Work to do: Note how many lines in the entries contain the string "title", then give that number and nothing else.

Records for processing:

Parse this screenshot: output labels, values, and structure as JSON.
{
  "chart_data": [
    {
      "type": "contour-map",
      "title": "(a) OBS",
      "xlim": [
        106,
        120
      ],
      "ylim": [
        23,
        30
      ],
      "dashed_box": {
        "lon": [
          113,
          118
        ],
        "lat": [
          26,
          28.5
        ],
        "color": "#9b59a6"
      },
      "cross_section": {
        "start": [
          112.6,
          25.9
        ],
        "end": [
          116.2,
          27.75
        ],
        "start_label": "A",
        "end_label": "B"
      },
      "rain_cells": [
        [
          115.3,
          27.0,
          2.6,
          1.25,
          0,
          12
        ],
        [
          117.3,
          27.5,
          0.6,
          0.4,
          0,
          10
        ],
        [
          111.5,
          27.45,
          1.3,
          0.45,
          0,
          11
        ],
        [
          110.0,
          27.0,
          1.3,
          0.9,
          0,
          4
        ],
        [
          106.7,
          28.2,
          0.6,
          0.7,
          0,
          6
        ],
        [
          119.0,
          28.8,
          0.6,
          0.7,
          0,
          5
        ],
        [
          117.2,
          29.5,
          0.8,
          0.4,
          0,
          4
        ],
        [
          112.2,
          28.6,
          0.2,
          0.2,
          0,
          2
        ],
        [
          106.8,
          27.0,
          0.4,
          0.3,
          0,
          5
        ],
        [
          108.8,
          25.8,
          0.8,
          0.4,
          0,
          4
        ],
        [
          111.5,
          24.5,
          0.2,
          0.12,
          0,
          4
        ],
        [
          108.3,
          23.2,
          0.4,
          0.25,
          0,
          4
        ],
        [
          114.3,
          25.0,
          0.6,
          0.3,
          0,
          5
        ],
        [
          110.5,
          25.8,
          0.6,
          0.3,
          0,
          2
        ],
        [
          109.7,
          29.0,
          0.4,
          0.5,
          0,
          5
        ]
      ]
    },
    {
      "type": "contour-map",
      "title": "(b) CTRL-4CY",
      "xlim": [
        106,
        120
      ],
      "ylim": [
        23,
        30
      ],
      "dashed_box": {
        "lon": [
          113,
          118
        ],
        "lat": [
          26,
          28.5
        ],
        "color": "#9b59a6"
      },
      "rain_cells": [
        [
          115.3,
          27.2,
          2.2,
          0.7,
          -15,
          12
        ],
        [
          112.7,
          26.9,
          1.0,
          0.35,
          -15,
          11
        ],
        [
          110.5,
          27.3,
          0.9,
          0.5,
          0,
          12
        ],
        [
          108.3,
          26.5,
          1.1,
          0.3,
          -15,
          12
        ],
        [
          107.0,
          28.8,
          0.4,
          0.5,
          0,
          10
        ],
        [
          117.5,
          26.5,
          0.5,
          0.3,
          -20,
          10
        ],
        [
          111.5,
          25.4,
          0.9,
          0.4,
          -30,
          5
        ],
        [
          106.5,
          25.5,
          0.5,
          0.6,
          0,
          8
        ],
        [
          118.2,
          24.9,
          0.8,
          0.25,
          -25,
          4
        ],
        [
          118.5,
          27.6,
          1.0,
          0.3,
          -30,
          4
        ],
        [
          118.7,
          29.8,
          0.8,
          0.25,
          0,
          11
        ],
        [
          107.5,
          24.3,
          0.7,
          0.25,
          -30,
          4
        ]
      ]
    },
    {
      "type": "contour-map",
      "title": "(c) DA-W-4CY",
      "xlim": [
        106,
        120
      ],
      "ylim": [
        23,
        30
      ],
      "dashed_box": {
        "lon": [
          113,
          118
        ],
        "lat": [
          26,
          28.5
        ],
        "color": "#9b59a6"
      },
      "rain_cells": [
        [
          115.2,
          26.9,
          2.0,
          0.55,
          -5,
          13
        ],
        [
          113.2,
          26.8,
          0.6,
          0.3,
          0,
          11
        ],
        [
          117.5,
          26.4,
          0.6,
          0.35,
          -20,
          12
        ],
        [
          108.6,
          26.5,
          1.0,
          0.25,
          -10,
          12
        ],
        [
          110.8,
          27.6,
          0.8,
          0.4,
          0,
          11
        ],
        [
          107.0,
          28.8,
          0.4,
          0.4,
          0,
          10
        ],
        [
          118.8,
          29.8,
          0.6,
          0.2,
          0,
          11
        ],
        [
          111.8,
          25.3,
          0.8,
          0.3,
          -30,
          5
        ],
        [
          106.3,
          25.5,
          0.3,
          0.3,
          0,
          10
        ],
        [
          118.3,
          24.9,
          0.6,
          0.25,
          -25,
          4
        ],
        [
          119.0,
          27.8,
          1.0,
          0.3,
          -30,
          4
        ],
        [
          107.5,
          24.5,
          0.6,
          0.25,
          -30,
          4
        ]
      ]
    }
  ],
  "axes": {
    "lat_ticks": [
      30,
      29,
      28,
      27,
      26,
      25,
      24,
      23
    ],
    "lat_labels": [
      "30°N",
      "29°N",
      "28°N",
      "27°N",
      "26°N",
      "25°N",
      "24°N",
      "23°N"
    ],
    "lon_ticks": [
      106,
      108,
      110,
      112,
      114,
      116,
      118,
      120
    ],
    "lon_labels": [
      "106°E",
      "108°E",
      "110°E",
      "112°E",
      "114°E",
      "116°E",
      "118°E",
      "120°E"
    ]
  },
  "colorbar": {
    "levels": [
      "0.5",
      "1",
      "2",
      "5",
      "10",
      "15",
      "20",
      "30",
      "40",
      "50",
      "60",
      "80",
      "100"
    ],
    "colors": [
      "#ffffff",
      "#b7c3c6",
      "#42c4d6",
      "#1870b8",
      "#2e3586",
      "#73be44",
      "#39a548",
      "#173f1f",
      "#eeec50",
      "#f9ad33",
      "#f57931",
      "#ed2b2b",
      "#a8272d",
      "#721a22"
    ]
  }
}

Final answer: 3